--- begin Material shown ---

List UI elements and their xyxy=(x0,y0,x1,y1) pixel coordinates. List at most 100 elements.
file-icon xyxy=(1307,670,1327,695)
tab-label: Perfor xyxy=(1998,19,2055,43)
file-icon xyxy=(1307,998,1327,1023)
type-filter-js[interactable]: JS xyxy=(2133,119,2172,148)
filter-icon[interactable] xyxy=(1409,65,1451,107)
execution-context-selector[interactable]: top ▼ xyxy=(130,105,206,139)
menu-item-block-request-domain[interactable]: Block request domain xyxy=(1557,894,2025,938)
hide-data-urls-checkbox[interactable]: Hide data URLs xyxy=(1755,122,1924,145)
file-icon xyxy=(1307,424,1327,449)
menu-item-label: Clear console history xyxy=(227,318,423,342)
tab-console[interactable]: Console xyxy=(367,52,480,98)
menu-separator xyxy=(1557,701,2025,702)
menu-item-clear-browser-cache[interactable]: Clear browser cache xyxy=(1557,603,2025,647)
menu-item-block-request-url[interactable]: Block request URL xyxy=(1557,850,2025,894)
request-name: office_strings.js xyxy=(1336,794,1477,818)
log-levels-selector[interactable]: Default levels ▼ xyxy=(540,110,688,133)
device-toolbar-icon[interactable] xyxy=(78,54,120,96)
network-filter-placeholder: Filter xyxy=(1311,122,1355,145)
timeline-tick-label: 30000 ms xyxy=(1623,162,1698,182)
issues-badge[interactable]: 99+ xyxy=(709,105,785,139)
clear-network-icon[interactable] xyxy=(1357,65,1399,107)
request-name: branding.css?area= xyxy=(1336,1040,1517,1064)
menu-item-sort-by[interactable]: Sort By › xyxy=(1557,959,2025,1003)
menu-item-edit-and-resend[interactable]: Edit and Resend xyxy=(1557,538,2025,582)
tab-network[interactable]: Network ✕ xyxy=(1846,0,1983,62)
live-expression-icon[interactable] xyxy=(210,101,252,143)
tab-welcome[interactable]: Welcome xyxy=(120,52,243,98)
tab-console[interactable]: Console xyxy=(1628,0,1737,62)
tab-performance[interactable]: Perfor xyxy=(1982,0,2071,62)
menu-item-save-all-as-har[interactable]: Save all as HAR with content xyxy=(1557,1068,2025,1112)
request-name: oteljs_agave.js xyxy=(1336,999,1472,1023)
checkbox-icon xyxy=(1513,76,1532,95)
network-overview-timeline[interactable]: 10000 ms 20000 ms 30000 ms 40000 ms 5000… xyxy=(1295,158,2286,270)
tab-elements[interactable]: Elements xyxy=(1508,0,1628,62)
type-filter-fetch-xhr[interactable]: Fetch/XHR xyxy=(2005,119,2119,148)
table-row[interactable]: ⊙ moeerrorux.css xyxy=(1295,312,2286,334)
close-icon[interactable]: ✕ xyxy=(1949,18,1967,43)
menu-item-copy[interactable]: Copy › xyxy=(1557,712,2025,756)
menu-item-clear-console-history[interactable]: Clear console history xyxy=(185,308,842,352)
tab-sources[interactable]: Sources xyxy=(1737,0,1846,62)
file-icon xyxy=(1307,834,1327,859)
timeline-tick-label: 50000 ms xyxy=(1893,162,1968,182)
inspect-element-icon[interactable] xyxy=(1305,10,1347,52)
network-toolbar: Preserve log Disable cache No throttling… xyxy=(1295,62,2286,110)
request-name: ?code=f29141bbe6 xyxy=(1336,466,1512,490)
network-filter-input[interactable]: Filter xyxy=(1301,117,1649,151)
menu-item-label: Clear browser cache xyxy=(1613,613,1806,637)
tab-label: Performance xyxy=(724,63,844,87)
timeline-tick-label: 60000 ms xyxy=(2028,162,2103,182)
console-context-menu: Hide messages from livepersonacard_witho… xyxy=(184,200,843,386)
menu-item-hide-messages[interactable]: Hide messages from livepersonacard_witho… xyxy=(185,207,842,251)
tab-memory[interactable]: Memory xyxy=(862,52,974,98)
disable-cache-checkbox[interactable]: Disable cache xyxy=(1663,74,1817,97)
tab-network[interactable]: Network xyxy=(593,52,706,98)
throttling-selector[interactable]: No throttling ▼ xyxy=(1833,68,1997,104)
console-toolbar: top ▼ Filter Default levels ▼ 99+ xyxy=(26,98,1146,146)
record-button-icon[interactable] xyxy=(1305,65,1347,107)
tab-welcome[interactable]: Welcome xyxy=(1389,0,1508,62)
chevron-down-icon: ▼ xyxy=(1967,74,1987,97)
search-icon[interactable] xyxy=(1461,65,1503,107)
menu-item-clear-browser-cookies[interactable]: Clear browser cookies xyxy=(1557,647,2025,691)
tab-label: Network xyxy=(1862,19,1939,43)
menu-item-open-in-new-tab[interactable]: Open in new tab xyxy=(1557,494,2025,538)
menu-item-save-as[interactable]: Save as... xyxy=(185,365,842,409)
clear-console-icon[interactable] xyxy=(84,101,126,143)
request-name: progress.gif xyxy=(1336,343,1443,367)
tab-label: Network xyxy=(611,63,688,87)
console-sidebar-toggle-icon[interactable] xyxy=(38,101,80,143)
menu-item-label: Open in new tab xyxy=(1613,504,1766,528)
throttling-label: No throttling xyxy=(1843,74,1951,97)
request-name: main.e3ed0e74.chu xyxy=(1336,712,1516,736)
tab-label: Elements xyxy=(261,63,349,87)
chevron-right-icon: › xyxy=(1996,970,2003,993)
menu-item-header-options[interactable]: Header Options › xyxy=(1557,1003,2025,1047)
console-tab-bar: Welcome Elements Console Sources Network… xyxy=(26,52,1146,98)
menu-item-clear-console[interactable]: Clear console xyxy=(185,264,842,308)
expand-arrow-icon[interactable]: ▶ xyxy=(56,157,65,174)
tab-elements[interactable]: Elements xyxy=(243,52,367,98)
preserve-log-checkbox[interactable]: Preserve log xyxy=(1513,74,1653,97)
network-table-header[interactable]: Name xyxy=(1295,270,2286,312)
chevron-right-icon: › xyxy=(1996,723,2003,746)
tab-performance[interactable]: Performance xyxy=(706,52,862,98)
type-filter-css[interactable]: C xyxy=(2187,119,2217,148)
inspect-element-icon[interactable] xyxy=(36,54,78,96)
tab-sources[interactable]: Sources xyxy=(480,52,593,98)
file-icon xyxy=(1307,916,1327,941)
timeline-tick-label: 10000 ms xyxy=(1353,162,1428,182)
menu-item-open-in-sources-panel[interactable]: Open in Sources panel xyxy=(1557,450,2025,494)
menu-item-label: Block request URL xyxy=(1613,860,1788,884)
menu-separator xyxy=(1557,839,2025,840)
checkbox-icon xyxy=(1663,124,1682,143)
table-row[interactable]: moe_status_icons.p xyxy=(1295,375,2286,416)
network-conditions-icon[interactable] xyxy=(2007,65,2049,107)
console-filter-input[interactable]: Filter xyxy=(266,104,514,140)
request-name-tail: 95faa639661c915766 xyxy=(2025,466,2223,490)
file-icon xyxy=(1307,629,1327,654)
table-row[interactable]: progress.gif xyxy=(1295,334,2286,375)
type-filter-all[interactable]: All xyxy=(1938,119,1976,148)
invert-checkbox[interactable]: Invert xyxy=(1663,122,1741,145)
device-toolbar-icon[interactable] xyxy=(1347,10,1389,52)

--- end Material shown ---

Rewrite the records above, from the first line through the line containing "filter-icon[interactable] xyxy=(1409,65,1451,107)", as a Markdown table with the columns "Row" and "Record line". Leave out any blank lines.

§ Task response
| Row | Record line |
|---|---|
| 1 | List UI elements and their xyxy=(x0,y0,x1,y1) pixel coordinates. List at most 100 elements. |
| 2 | file-icon xyxy=(1307,670,1327,695) |
| 3 | tab-label: Perfor xyxy=(1998,19,2055,43) |
| 4 | file-icon xyxy=(1307,998,1327,1023) |
| 5 | type-filter-js[interactable]: JS xyxy=(2133,119,2172,148) |
| 6 | filter-icon[interactable] xyxy=(1409,65,1451,107) |